**What is asked**
Output each entry that follows exactly. Images stay out.

**Given records**
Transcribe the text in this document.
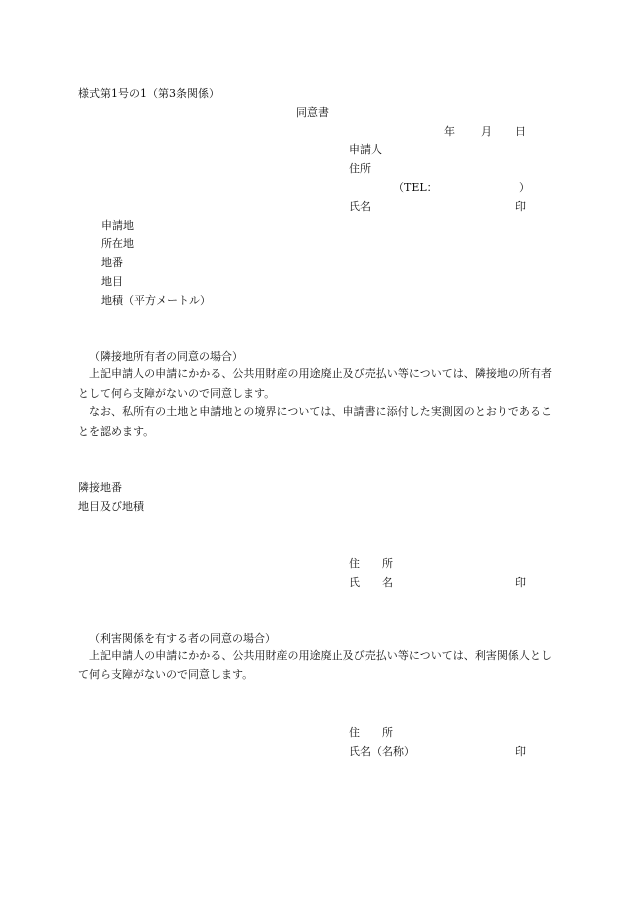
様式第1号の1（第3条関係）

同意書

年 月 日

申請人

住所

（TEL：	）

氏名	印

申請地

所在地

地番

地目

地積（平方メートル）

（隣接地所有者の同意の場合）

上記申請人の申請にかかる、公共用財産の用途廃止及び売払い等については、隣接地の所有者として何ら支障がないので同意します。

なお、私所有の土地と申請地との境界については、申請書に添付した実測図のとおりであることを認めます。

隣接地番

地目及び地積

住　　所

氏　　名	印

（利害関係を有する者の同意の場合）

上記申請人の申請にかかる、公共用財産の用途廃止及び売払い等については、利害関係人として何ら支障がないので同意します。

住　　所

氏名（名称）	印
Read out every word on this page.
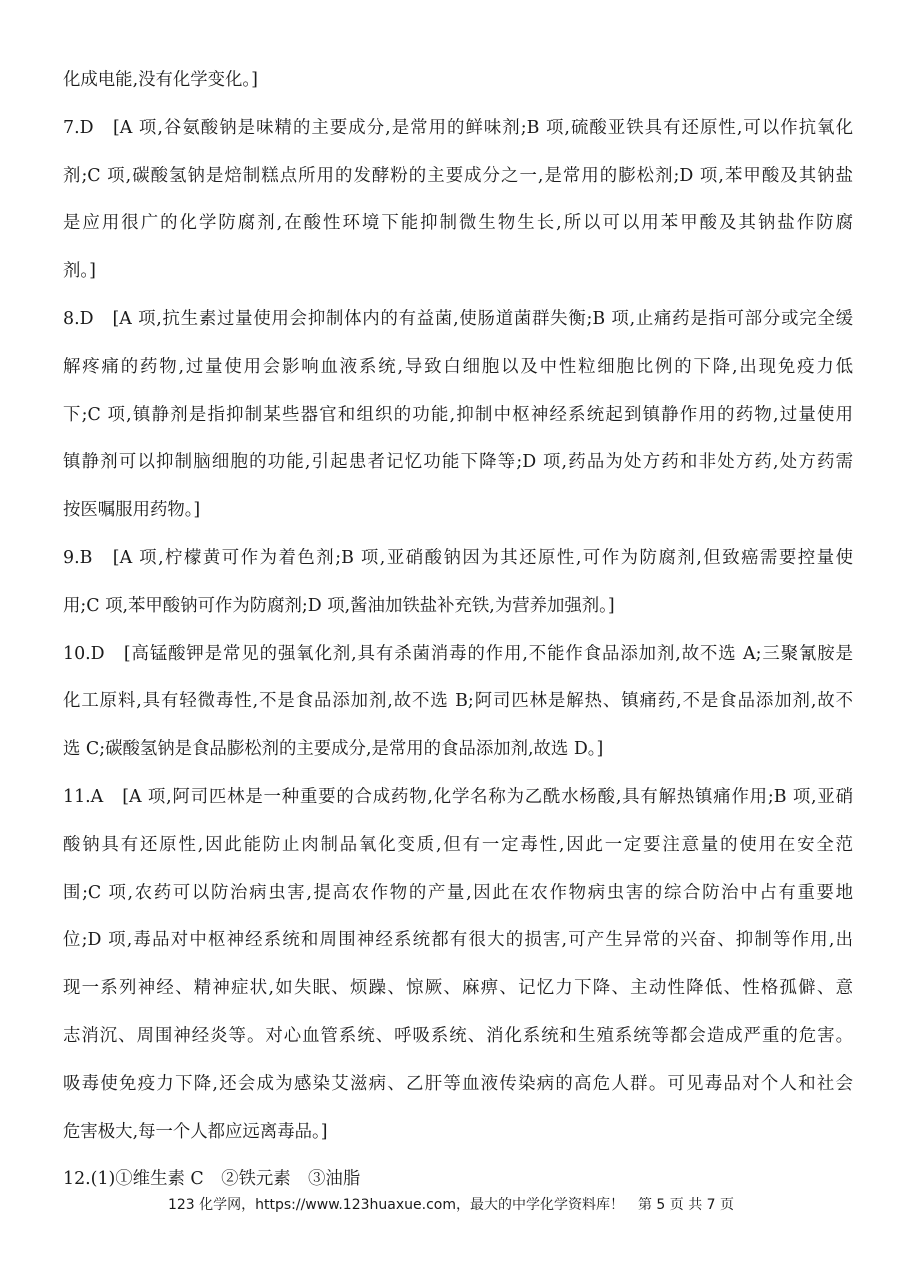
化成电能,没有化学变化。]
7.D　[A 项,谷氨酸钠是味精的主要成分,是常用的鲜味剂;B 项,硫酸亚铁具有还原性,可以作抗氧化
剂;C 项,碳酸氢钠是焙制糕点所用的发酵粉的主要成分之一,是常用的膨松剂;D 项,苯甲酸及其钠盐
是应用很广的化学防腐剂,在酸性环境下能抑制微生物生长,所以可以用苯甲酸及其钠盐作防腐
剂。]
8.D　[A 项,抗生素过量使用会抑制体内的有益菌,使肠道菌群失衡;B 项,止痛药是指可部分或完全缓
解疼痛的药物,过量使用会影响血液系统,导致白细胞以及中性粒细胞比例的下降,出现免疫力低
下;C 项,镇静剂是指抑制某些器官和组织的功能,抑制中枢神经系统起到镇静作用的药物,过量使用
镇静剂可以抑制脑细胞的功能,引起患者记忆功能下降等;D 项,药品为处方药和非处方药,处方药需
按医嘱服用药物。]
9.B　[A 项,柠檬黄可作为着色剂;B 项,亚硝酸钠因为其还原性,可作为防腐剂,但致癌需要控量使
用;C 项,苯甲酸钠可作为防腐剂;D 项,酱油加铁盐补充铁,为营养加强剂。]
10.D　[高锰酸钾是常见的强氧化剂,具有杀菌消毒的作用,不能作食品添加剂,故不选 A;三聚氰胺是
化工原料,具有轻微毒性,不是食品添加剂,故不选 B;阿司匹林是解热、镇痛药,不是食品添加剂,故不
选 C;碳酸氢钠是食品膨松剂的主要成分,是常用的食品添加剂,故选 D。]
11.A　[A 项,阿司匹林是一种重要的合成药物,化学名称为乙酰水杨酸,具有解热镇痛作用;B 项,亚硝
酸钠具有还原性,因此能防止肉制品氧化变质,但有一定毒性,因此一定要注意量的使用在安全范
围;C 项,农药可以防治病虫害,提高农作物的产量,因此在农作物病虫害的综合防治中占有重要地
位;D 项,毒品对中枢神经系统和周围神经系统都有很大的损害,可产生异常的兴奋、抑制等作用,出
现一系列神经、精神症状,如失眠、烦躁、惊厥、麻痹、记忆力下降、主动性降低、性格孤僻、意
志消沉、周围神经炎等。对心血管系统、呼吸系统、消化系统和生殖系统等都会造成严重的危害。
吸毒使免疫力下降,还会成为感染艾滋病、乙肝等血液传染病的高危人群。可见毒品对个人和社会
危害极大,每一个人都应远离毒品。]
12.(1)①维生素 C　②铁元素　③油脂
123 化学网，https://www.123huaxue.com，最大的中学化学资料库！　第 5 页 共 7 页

**Response to this task**
Transcribe the text in this document.
様式第1号の1（第3条関係）

同意書

年 月 日

申請人

住所

（TEL：	）

氏名	印

申請地

所在地

地番

地目

地積（平方メートル）

（隣接地所有者の同意の場合）

上記申請人の申請にかかる、公共用財産の用途廃止及び売払い等については、隣接地の所有者として何ら支障がないので同意します。

なお、私所有の土地と申請地との境界については、申請書に添付した実測図のとおりであることを認めます。

隣接地番

地目及び地積

住　　所

氏　　名	印

（利害関係を有する者の同意の場合）

上記申請人の申請にかかる、公共用財産の用途廃止及び売払い等については、利害関係人として何ら支障がないので同意します。

住　　所

氏名（名称）	印
Read out every word on this page.
化成电能,没有化学变化。]
7.D　[A 项,谷氨酸钠是味精的主要成分,是常用的鲜味剂;B 项,硫酸亚铁具有还原性,可以作抗氧化
剂;C 项,碳酸氢钠是焙制糕点所用的发酵粉的主要成分之一,是常用的膨松剂;D 项,苯甲酸及其钠盐
是应用很广的化学防腐剂,在酸性环境下能抑制微生物生长,所以可以用苯甲酸及其钠盐作防腐
剂。]
8.D　[A 项,抗生素过量使用会抑制体内的有益菌,使肠道菌群失衡;B 项,止痛药是指可部分或完全缓
解疼痛的药物,过量使用会影响血液系统,导致白细胞以及中性粒细胞比例的下降,出现免疫力低
下;C 项,镇静剂是指抑制某些器官和组织的功能,抑制中枢神经系统起到镇静作用的药物,过量使用
镇静剂可以抑制脑细胞的功能,引起患者记忆功能下降等;D 项,药品为处方药和非处方药,处方药需
按医嘱服用药物。]
9.B　[A 项,柠檬黄可作为着色剂;B 项,亚硝酸钠因为其还原性,可作为防腐剂,但致癌需要控量使
用;C 项,苯甲酸钠可作为防腐剂;D 项,酱油加铁盐补充铁,为营养加强剂。]
10.D　[高锰酸钾是常见的强氧化剂,具有杀菌消毒的作用,不能作食品添加剂,故不选 A;三聚氰胺是
化工原料,具有轻微毒性,不是食品添加剂,故不选 B;阿司匹林是解热、镇痛药,不是食品添加剂,故不
选 C;碳酸氢钠是食品膨松剂的主要成分,是常用的食品添加剂,故选 D。]
11.A　[A 项,阿司匹林是一种重要的合成药物,化学名称为乙酰水杨酸,具有解热镇痛作用;B 项,亚硝
酸钠具有还原性,因此能防止肉制品氧化变质,但有一定毒性,因此一定要注意量的使用在安全范
围;C 项,农药可以防治病虫害,提高农作物的产量,因此在农作物病虫害的综合防治中占有重要地
位;D 项,毒品对中枢神经系统和周围神经系统都有很大的损害,可产生异常的兴奋、抑制等作用,出
现一系列神经、精神症状,如失眠、烦躁、惊厥、麻痹、记忆力下降、主动性降低、性格孤僻、意
志消沉、周围神经炎等。对心血管系统、呼吸系统、消化系统和生殖系统等都会造成严重的危害。
吸毒使免疫力下降,还会成为感染艾滋病、乙肝等血液传染病的高危人群。可见毒品对个人和社会
危害极大,每一个人都应远离毒品。]
12.(1)①维生素 C　②铁元素　③油脂
123 化学网，https://www.123huaxue.com，最大的中学化学资料库！　第 5 页 共 7 页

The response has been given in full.